═══ SUPPLIED INFORMATION

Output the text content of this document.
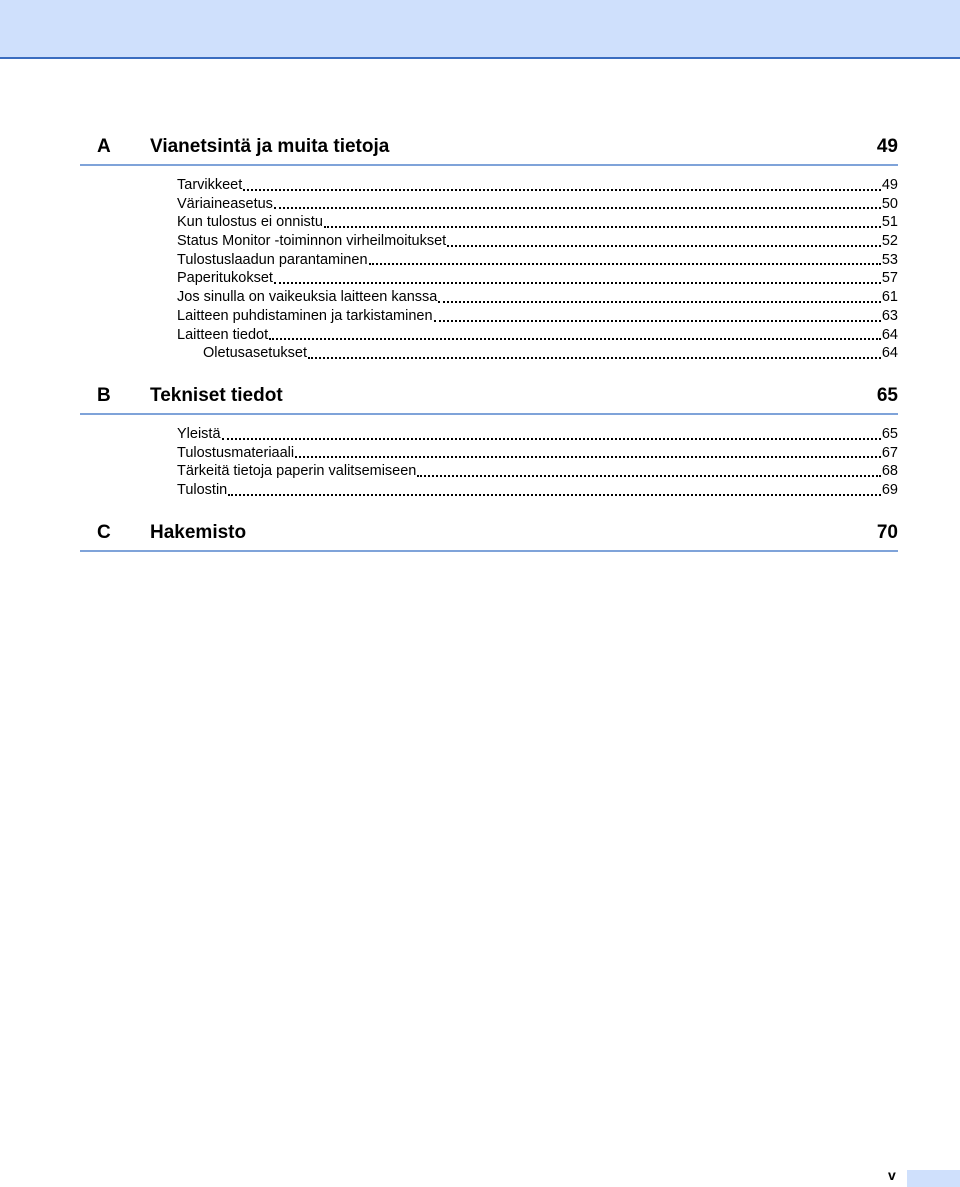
A	Vianetsintä ja muita tietoja	49
Tarvikkeet	49
Väriaineasetus	50
Kun tulostus ei onnistu	51
Status Monitor -toiminnon virheilmoitukset	52
Tulostuslaadun parantaminen	53
Paperitukokset	57
Jos sinulla on vaikeuksia laitteen kanssa	61
Laitteen puhdistaminen ja tarkistaminen	63
Laitteen tiedot	64
Oletusasetukset	64
B	Tekniset tiedot	65
Yleistä	65
Tulostusmateriaali	67
Tärkeitä tietoja paperin valitsemiseen	68
Tulostin	69
C	Hakemisto	70
v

══════

_WHAT THE TASK ASKS_
Copy the material above in full and exactly, skipping pictures.

_TASK OUTPUT_
Output the text content of this document.
A	Vianetsintä ja muita tietoja	49
Tarvikkeet	49
Väriaineasetus	50
Kun tulostus ei onnistu	51
Status Monitor -toiminnon virheilmoitukset	52
Tulostuslaadun parantaminen	53
Paperitukokset	57
Jos sinulla on vaikeuksia laitteen kanssa	61
Laitteen puhdistaminen ja tarkistaminen	63
Laitteen tiedot	64
Oletusasetukset	64
B	Tekniset tiedot	65
Yleistä	65
Tulostusmateriaali	67
Tärkeitä tietoja paperin valitsemiseen	68
Tulostin	69
C	Hakemisto	70
v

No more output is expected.